Write out all of the entries exactly, please.

[START OF RECORDS FOR THIS TASK]

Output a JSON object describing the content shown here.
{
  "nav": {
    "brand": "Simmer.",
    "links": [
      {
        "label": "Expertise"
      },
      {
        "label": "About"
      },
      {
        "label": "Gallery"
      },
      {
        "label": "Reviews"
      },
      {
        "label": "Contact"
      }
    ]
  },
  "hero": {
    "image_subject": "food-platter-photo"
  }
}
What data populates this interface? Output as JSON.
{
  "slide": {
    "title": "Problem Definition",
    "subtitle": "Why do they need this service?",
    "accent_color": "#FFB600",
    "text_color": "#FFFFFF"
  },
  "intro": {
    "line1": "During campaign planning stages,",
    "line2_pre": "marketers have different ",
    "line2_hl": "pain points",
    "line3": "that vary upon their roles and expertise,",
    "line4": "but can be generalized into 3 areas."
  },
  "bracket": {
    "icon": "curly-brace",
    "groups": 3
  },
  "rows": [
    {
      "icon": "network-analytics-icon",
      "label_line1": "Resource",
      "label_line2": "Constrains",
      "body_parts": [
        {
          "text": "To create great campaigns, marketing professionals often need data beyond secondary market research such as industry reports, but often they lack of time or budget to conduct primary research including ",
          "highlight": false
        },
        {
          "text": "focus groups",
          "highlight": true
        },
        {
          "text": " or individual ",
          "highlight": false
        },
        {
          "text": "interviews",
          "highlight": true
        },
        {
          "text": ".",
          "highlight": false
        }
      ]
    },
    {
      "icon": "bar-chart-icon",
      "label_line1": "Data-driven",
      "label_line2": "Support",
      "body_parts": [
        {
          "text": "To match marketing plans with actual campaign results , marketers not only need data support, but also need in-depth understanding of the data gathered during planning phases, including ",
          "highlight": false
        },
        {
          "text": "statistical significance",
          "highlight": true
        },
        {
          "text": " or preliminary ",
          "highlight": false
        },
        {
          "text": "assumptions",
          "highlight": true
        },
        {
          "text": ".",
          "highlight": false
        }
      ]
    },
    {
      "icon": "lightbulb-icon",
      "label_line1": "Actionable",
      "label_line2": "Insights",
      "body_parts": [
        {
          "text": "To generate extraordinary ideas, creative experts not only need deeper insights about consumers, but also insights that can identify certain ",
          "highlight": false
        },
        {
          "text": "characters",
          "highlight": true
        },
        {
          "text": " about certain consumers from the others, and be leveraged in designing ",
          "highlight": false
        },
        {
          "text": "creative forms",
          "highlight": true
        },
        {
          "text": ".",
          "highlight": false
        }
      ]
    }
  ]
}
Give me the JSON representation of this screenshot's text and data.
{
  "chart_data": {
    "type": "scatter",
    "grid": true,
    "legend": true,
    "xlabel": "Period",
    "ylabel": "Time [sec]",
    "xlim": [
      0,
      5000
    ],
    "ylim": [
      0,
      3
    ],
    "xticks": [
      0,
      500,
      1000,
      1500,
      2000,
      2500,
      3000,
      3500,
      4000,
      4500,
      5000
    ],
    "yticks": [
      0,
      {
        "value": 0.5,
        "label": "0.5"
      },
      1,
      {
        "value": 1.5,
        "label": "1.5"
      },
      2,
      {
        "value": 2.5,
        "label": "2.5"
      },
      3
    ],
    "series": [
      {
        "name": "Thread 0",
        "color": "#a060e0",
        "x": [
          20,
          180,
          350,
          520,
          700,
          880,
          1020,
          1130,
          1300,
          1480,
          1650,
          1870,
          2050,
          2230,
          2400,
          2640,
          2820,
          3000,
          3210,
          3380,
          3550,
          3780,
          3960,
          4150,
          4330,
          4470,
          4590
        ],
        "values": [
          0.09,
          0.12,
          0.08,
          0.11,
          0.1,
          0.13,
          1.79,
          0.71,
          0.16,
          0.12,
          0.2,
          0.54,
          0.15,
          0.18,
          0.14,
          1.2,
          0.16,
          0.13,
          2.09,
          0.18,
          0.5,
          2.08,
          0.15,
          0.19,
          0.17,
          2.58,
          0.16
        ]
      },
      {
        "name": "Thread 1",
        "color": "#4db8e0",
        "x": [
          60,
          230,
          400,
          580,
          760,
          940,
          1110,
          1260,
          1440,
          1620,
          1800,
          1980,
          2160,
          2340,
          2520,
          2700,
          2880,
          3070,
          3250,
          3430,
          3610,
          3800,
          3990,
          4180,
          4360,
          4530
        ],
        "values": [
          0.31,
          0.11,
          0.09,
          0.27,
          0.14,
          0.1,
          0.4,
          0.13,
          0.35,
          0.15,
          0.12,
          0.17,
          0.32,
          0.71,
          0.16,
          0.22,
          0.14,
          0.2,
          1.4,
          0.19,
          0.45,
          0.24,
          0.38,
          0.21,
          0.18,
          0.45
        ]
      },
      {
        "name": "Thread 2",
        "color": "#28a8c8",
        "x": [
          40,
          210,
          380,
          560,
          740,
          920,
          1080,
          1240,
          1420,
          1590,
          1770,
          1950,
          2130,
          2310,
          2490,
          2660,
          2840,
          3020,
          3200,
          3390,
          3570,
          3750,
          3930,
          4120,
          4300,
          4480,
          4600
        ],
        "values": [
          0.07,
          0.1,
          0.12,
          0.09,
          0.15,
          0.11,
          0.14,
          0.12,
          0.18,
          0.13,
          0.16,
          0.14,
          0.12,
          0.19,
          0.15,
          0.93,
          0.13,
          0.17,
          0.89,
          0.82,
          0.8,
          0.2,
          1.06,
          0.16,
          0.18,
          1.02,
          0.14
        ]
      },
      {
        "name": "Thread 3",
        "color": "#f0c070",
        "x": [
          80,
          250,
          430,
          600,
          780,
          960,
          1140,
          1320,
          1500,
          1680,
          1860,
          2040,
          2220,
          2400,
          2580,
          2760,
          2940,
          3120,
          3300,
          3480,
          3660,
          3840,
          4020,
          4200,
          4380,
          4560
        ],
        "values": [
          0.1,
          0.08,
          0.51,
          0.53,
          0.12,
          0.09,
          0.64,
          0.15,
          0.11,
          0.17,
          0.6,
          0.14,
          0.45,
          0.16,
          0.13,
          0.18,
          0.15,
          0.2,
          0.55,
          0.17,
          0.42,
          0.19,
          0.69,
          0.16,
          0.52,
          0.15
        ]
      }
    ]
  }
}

[END OF RECORDS FOR THIS TASK]

== COMPLETE ANSWER ==
Output a JSON object describing the content shown here.
{
  "nav": {
    "brand": "Simmer.",
    "links": [
      {
        "label": "Expertise"
      },
      {
        "label": "About"
      },
      {
        "label": "Gallery"
      },
      {
        "label": "Reviews"
      },
      {
        "label": "Contact"
      }
    ]
  },
  "hero": {
    "image_subject": "food-platter-photo"
  }
}
What data populates this interface? Output as JSON.
{
  "slide": {
    "title": "Problem Definition",
    "subtitle": "Why do they need this service?",
    "accent_color": "#FFB600",
    "text_color": "#FFFFFF"
  },
  "intro": {
    "line1": "During campaign planning stages,",
    "line2_pre": "marketers have different ",
    "line2_hl": "pain points",
    "line3": "that vary upon their roles and expertise,",
    "line4": "but can be generalized into 3 areas."
  },
  "bracket": {
    "icon": "curly-brace",
    "groups": 3
  },
  "rows": [
    {
      "icon": "network-analytics-icon",
      "label_line1": "Resource",
      "label_line2": "Constrains",
      "body_parts": [
        {
          "text": "To create great campaigns, marketing professionals often need data beyond secondary market research such as industry reports, but often they lack of time or budget to conduct primary research including ",
          "highlight": false
        },
        {
          "text": "focus groups",
          "highlight": true
        },
        {
          "text": " or individual ",
          "highlight": false
        },
        {
          "text": "interviews",
          "highlight": true
        },
        {
          "text": ".",
          "highlight": false
        }
      ]
    },
    {
      "icon": "bar-chart-icon",
      "label_line1": "Data-driven",
      "label_line2": "Support",
      "body_parts": [
        {
          "text": "To match marketing plans with actual campaign results , marketers not only need data support, but also need in-depth understanding of the data gathered during planning phases, including ",
          "highlight": false
        },
        {
          "text": "statistical significance",
          "highlight": true
        },
        {
          "text": " or preliminary ",
          "highlight": false
        },
        {
          "text": "assumptions",
          "highlight": true
        },
        {
          "text": ".",
          "highlight": false
        }
      ]
    },
    {
      "icon": "lightbulb-icon",
      "label_line1": "Actionable",
      "label_line2": "Insights",
      "body_parts": [
        {
          "text": "To generate extraordinary ideas, creative experts not only need deeper insights about consumers, but also insights that can identify certain ",
          "highlight": false
        },
        {
          "text": "characters",
          "highlight": true
        },
        {
          "text": " about certain consumers from the others, and be leveraged in designing ",
          "highlight": false
        },
        {
          "text": "creative forms",
          "highlight": true
        },
        {
          "text": ".",
          "highlight": false
        }
      ]
    }
  ]
}
Give me the JSON representation of this screenshot's text and data.
{
  "chart_data": {
    "type": "scatter",
    "grid": true,
    "legend": true,
    "xlabel": "Period",
    "ylabel": "Time [sec]",
    "xlim": [
      0,
      5000
    ],
    "ylim": [
      0,
      3
    ],
    "xticks": [
      0,
      500,
      1000,
      1500,
      2000,
      2500,
      3000,
      3500,
      4000,
      4500,
      5000
    ],
    "yticks": [
      0,
      {
        "value": 0.5,
        "label": "0.5"
      },
      1,
      {
        "value": 1.5,
        "label": "1.5"
      },
      2,
      {
        "value": 2.5,
        "label": "2.5"
      },
      3
    ],
    "series": [
      {
        "name": "Thread 0",
        "color": "#a060e0",
        "x": [
          20,
          180,
          350,
          520,
          700,
          880,
          1020,
          1130,
          1300,
          1480,
          1650,
          1870,
          2050,
          2230,
          2400,
          2640,
          2820,
          3000,
          3210,
          3380,
          3550,
          3780,
          3960,
          4150,
          4330,
          4470,
          4590
        ],
        "values": [
          0.09,
          0.12,
          0.08,
          0.11,
          0.1,
          0.13,
          1.79,
          0.71,
          0.16,
          0.12,
          0.2,
          0.54,
          0.15,
          0.18,
          0.14,
          1.2,
          0.16,
          0.13,
          2.09,
          0.18,
          0.5,
          2.08,
          0.15,
          0.19,
          0.17,
          2.58,
          0.16
        ]
      },
      {
        "name": "Thread 1",
        "color": "#4db8e0",
        "x": [
          60,
          230,
          400,
          580,
          760,
          940,
          1110,
          1260,
          1440,
          1620,
          1800,
          1980,
          2160,
          2340,
          2520,
          2700,
          2880,
          3070,
          3250,
          3430,
          3610,
          3800,
          3990,
          4180,
          4360,
          4530
        ],
        "values": [
          0.31,
          0.11,
          0.09,
          0.27,
          0.14,
          0.1,
          0.4,
          0.13,
          0.35,
          0.15,
          0.12,
          0.17,
          0.32,
          0.71,
          0.16,
          0.22,
          0.14,
          0.2,
          1.4,
          0.19,
          0.45,
          0.24,
          0.38,
          0.21,
          0.18,
          0.45
        ]
      },
      {
        "name": "Thread 2",
        "color": "#28a8c8",
        "x": [
          40,
          210,
          380,
          560,
          740,
          920,
          1080,
          1240,
          1420,
          1590,
          1770,
          1950,
          2130,
          2310,
          2490,
          2660,
          2840,
          3020,
          3200,
          3390,
          3570,
          3750,
          3930,
          4120,
          4300,
          4480,
          4600
        ],
        "values": [
          0.07,
          0.1,
          0.12,
          0.09,
          0.15,
          0.11,
          0.14,
          0.12,
          0.18,
          0.13,
          0.16,
          0.14,
          0.12,
          0.19,
          0.15,
          0.93,
          0.13,
          0.17,
          0.89,
          0.82,
          0.8,
          0.2,
          1.06,
          0.16,
          0.18,
          1.02,
          0.14
        ]
      },
      {
        "name": "Thread 3",
        "color": "#f0c070",
        "x": [
          80,
          250,
          430,
          600,
          780,
          960,
          1140,
          1320,
          1500,
          1680,
          1860,
          2040,
          2220,
          2400,
          2580,
          2760,
          2940,
          3120,
          3300,
          3480,
          3660,
          3840,
          4020,
          4200,
          4380,
          4560
        ],
        "values": [
          0.1,
          0.08,
          0.51,
          0.53,
          0.12,
          0.09,
          0.64,
          0.15,
          0.11,
          0.17,
          0.6,
          0.14,
          0.45,
          0.16,
          0.13,
          0.18,
          0.15,
          0.2,
          0.55,
          0.17,
          0.42,
          0.19,
          0.69,
          0.16,
          0.52,
          0.15
        ]
      }
    ]
  }
}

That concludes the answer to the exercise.